▸ **JOB**
Count lines holding the word "document". Only the number is wanted.

▸ **SUPPLIED RECORDS**
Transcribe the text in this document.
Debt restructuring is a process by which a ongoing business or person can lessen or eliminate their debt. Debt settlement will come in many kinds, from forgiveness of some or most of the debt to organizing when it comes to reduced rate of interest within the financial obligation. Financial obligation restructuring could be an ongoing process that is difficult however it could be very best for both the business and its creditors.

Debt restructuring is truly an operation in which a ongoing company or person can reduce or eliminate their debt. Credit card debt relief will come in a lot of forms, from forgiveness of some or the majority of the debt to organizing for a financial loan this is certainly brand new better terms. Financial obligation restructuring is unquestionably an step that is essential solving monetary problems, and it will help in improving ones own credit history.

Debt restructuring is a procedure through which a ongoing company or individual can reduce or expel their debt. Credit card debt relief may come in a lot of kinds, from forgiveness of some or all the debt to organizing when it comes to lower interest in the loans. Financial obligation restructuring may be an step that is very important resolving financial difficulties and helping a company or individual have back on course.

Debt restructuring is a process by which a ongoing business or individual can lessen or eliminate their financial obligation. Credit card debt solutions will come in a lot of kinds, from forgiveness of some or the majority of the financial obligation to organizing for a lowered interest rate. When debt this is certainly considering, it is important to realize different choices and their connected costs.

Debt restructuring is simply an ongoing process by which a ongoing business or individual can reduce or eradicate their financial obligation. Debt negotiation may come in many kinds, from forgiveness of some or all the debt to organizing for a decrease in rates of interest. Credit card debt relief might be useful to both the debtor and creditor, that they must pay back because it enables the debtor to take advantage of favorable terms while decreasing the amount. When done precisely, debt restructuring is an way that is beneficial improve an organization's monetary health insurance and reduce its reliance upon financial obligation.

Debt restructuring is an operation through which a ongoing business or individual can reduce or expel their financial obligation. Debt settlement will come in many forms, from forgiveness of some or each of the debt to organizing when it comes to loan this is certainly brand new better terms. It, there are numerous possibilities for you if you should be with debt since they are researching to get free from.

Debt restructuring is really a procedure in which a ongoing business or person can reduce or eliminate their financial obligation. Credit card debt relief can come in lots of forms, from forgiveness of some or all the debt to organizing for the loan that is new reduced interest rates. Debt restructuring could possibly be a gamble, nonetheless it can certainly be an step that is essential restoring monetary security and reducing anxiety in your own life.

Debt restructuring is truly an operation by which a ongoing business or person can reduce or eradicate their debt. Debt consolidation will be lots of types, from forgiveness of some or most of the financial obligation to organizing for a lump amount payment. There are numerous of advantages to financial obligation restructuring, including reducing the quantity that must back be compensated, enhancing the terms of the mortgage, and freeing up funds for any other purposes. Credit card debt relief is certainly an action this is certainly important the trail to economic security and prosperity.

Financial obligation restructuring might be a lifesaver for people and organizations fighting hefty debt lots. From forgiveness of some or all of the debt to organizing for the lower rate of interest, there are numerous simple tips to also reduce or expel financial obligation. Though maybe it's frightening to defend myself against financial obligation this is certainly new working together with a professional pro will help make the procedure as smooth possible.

* * *

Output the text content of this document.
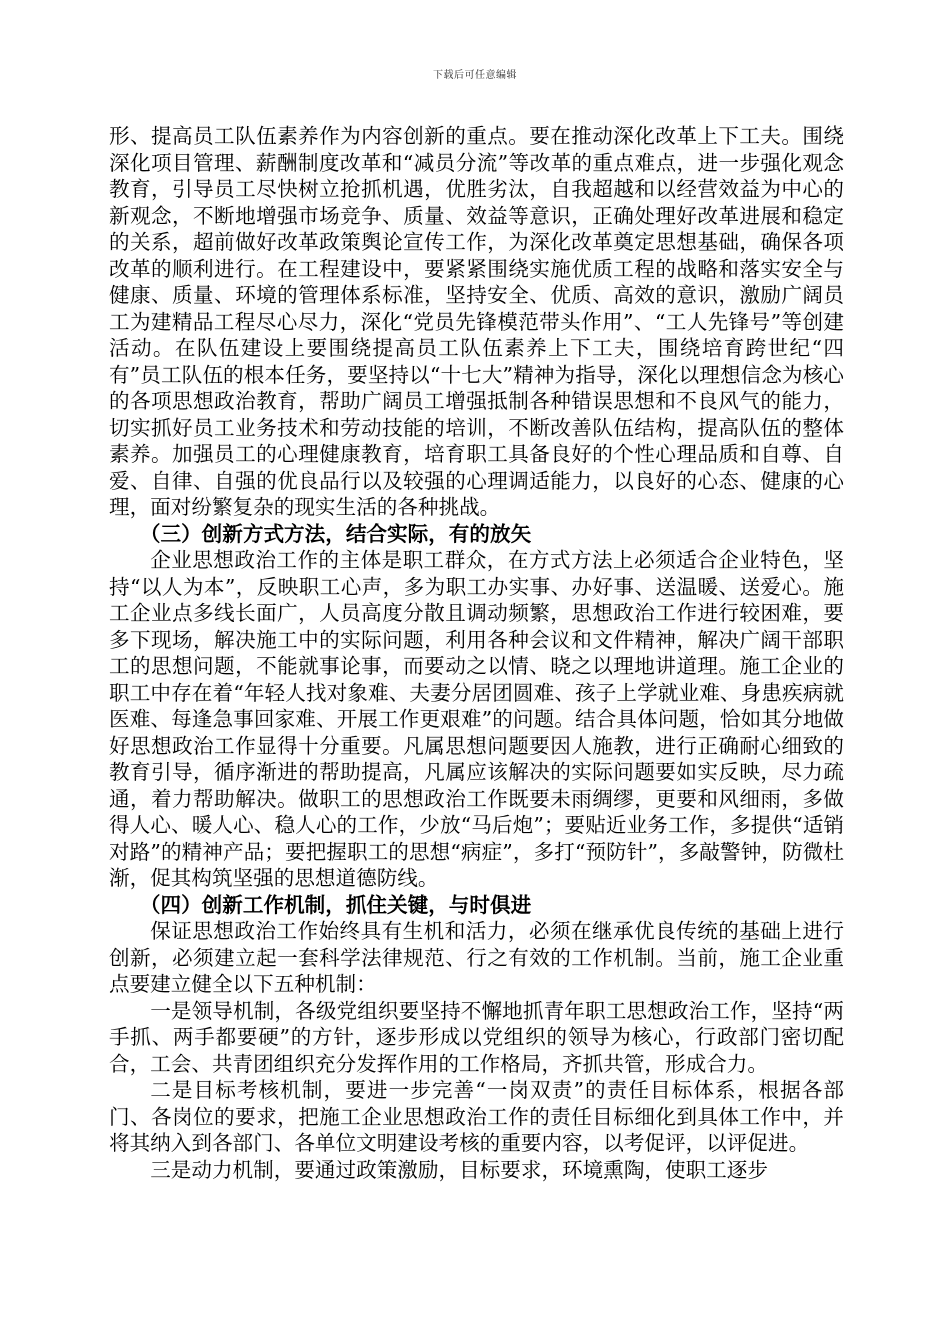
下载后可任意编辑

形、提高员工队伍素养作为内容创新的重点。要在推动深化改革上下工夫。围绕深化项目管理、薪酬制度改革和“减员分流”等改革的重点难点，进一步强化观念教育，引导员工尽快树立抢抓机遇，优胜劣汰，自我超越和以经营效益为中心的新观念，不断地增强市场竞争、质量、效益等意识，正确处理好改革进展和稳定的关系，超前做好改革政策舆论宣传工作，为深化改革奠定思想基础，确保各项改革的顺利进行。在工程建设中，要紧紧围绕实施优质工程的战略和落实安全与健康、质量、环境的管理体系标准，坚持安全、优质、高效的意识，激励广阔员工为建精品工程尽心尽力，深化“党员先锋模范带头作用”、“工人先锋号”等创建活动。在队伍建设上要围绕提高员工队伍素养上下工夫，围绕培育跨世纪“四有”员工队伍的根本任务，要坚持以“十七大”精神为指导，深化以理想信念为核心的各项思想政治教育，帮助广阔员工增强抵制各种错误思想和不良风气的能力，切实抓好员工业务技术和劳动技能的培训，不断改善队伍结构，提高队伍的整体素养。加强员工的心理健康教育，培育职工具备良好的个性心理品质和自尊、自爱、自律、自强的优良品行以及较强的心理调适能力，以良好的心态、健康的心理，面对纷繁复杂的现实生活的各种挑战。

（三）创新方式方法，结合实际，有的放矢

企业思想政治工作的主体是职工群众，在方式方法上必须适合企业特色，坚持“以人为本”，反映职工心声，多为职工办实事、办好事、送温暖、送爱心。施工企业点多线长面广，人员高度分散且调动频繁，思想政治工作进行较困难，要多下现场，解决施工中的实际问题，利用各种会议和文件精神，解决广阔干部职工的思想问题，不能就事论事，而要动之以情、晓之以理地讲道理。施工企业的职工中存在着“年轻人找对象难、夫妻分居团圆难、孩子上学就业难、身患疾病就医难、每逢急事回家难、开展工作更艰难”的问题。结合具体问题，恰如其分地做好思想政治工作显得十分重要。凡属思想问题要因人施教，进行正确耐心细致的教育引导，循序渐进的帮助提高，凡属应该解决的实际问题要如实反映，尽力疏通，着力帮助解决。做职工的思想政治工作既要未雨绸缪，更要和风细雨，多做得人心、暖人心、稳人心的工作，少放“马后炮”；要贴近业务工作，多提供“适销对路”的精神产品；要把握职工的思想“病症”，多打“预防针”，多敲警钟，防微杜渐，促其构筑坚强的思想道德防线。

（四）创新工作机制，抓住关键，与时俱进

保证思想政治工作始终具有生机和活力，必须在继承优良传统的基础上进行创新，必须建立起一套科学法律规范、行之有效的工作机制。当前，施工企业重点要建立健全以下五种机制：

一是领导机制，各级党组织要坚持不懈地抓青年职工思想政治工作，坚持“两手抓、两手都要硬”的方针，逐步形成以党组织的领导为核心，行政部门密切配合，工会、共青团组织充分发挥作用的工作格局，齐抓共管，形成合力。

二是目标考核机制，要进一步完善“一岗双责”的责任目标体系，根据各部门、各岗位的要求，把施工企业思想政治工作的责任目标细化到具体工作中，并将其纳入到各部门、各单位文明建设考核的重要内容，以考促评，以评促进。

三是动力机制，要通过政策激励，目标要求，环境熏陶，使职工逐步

▸ **THE RESULT**
2